Rows from a figure dataset:

========

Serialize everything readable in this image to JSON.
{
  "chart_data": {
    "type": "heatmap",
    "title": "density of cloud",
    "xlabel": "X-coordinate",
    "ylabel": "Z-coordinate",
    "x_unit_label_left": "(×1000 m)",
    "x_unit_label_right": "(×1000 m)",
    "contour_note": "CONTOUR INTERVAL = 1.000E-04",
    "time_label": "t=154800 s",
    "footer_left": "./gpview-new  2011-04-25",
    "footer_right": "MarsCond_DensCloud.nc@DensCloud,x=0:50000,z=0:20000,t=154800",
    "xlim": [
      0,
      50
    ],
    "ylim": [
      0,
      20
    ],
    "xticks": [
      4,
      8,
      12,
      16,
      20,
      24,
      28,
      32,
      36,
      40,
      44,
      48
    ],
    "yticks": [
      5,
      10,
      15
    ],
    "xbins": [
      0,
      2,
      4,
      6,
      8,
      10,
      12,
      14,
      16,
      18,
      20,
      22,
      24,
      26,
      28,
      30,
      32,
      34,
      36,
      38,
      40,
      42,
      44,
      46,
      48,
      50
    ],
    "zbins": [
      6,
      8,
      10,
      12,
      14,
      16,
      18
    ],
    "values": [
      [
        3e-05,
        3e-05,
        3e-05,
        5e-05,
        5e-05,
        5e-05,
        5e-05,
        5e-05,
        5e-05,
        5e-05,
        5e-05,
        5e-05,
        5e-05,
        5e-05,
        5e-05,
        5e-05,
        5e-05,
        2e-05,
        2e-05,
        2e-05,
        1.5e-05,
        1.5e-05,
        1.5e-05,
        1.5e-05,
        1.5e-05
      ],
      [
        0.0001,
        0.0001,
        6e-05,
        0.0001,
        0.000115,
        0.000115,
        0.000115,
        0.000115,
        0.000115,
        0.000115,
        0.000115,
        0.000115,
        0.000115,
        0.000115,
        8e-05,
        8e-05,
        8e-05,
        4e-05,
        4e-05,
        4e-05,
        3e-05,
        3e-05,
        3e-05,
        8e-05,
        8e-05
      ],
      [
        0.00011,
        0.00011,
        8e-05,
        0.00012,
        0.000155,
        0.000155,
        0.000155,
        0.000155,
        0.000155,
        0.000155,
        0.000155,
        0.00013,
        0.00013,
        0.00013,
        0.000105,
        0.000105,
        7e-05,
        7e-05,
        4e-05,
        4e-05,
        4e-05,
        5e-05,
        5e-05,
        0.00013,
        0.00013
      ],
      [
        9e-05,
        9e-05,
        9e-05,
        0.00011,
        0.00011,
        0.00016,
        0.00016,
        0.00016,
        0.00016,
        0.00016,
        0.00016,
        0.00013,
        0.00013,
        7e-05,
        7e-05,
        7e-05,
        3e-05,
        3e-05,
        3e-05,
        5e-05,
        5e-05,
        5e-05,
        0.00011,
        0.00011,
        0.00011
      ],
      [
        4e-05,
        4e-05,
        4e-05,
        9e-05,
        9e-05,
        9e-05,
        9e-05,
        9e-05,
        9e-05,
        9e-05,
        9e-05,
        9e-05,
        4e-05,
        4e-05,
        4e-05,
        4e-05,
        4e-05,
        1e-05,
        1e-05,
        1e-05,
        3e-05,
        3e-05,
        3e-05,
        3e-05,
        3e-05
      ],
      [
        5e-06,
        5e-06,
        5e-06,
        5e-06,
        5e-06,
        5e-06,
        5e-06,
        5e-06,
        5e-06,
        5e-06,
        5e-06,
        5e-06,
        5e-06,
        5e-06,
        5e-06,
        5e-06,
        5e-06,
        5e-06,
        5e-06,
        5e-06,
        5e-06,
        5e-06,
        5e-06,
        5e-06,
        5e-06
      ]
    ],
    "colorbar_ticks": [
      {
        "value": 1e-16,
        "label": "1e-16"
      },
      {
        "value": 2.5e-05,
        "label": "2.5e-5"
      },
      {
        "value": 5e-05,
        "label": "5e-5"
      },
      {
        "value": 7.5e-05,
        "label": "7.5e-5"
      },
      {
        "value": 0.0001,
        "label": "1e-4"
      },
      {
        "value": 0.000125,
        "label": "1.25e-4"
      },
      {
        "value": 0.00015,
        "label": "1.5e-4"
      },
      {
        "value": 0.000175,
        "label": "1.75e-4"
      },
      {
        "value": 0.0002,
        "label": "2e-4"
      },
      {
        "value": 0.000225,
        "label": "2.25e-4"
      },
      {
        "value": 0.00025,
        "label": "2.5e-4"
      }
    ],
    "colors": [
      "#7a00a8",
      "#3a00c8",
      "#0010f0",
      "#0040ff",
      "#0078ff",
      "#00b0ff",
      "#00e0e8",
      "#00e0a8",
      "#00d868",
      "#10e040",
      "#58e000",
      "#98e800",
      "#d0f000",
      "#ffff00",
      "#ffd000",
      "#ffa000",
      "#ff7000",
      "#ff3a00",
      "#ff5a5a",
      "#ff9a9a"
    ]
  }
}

========

*What is needed*: Filter the entries above down to the lines containing the word "coordinate".

*Full response*:
    "xlabel": "X-coordinate",
    "ylabel": "Z-coordinate",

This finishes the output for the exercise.